◆ Required work ◆
Across all the lines below, how many contain the string "Price"? Please reply with the number only.

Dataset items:
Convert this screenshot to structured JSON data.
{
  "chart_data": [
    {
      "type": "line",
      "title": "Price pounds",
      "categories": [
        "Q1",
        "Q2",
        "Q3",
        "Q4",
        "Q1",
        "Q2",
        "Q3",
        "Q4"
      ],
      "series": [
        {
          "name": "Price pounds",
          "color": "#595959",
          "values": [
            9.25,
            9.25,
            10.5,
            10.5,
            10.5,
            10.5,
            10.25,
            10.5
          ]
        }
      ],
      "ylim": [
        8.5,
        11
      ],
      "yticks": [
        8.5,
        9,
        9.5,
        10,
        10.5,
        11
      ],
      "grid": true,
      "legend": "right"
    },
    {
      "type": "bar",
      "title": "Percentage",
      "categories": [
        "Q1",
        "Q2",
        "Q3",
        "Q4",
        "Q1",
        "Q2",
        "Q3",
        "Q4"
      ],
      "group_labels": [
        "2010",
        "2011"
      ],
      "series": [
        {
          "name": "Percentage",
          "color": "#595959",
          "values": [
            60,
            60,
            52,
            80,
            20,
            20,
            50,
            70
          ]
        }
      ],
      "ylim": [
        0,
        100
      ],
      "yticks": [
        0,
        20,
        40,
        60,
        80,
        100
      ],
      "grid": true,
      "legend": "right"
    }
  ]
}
==
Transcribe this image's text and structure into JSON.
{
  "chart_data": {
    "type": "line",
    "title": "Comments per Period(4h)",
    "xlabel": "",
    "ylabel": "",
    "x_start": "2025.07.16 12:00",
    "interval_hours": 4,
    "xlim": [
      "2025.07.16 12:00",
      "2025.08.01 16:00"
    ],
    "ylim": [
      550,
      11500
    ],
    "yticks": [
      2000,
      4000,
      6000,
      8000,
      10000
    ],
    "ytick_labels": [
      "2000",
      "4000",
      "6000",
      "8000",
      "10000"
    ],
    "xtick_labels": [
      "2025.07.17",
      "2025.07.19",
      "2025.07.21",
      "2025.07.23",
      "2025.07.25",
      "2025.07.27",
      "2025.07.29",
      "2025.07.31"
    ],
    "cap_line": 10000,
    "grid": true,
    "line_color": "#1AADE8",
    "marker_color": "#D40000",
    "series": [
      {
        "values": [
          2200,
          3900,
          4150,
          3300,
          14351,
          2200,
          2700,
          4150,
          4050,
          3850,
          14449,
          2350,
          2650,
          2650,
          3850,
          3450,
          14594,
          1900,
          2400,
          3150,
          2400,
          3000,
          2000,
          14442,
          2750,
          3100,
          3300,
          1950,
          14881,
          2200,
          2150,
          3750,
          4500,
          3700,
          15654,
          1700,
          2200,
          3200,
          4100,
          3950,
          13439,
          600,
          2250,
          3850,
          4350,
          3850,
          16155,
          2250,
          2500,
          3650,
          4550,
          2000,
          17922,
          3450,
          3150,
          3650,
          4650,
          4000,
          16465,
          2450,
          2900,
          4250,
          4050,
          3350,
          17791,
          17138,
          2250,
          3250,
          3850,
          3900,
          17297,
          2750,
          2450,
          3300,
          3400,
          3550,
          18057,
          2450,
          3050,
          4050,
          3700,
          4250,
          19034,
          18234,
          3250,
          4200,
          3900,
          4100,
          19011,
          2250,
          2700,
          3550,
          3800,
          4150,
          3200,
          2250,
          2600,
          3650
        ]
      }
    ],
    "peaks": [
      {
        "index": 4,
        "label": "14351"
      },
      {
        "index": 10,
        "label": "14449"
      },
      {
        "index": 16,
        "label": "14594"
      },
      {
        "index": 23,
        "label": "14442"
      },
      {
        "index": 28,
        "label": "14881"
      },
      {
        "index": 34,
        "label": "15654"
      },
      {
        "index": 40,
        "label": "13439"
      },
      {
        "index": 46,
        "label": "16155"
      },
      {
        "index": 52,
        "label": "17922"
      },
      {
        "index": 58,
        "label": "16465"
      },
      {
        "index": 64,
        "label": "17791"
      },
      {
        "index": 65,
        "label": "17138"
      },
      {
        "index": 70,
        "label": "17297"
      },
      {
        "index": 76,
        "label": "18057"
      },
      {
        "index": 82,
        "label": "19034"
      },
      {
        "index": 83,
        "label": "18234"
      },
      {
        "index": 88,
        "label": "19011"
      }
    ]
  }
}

◆ Exercise answer ◆
2